» Stated task: Give back the records below exactly, every one, with no pictures.

» Information supplied:
Begin
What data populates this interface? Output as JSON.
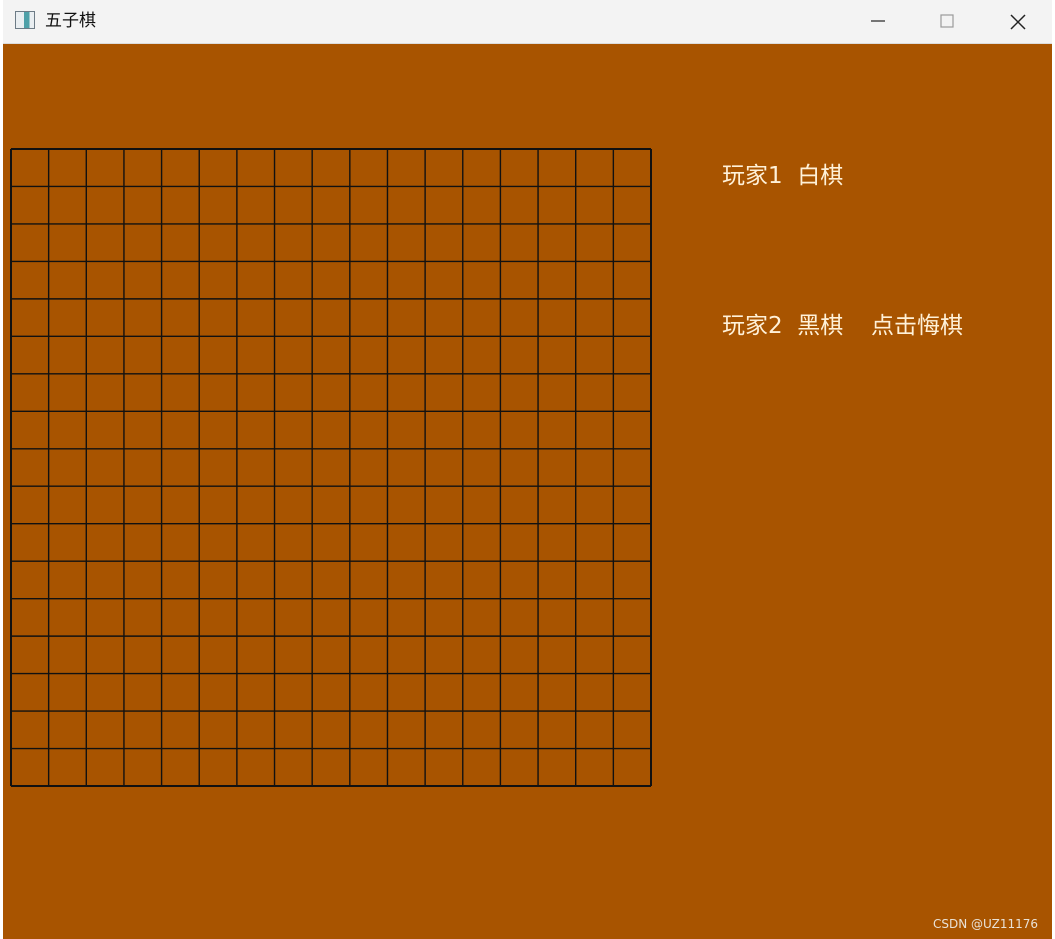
{
  "window": {
    "title": "五子棋",
    "app_icon": "window-app-icon",
    "controls": [
      "minimize-icon",
      "maximize-icon",
      "close-icon"
    ]
  },
  "board": {
    "rows": 17,
    "cols": 17,
    "background": "#a85400",
    "line_color": "#111111"
  },
  "players": {
    "player1": "玩家1  白棋",
    "player2": "玩家2  黑棋"
  },
  "undo_label": "点击悔棋",
  "watermark": "CSDN @UZ11176",
  "colors": {
    "window_bg": "#a85400",
    "text": "#fff1d8",
    "titlebar": "#f3f3f3"
  }
}
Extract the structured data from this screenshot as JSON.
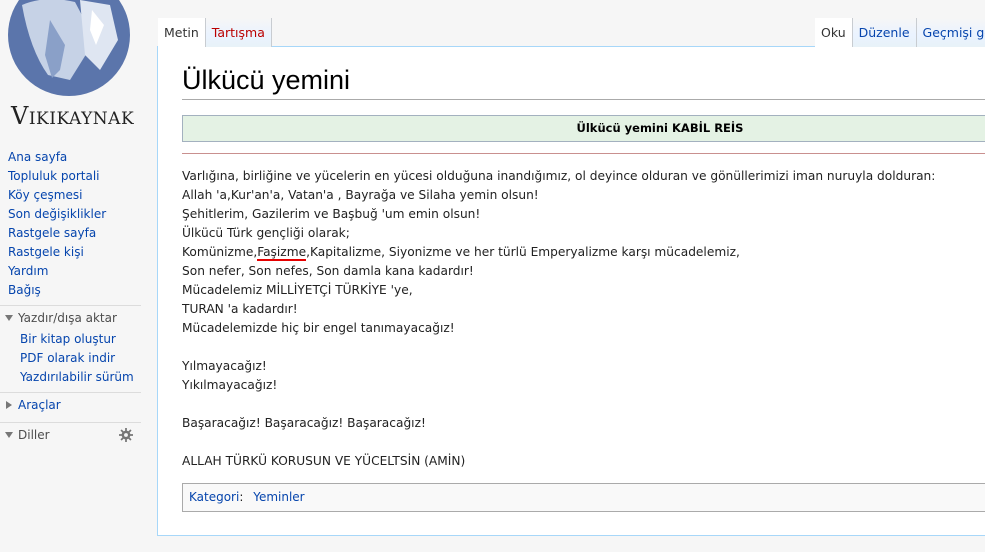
End
» Full response:
What data populates this interface? Output as JSON.
{
  "window": {
    "title": "五子棋",
    "app_icon": "window-app-icon",
    "controls": [
      "minimize-icon",
      "maximize-icon",
      "close-icon"
    ]
  },
  "board": {
    "rows": 17,
    "cols": 17,
    "background": "#a85400",
    "line_color": "#111111"
  },
  "players": {
    "player1": "玩家1  白棋",
    "player2": "玩家2  黑棋"
  },
  "undo_label": "点击悔棋",
  "watermark": "CSDN @UZ11176",
  "colors": {
    "window_bg": "#a85400",
    "text": "#fff1d8",
    "titlebar": "#f3f3f3"
  }
}
Extract the structured data from this screenshot as JSON.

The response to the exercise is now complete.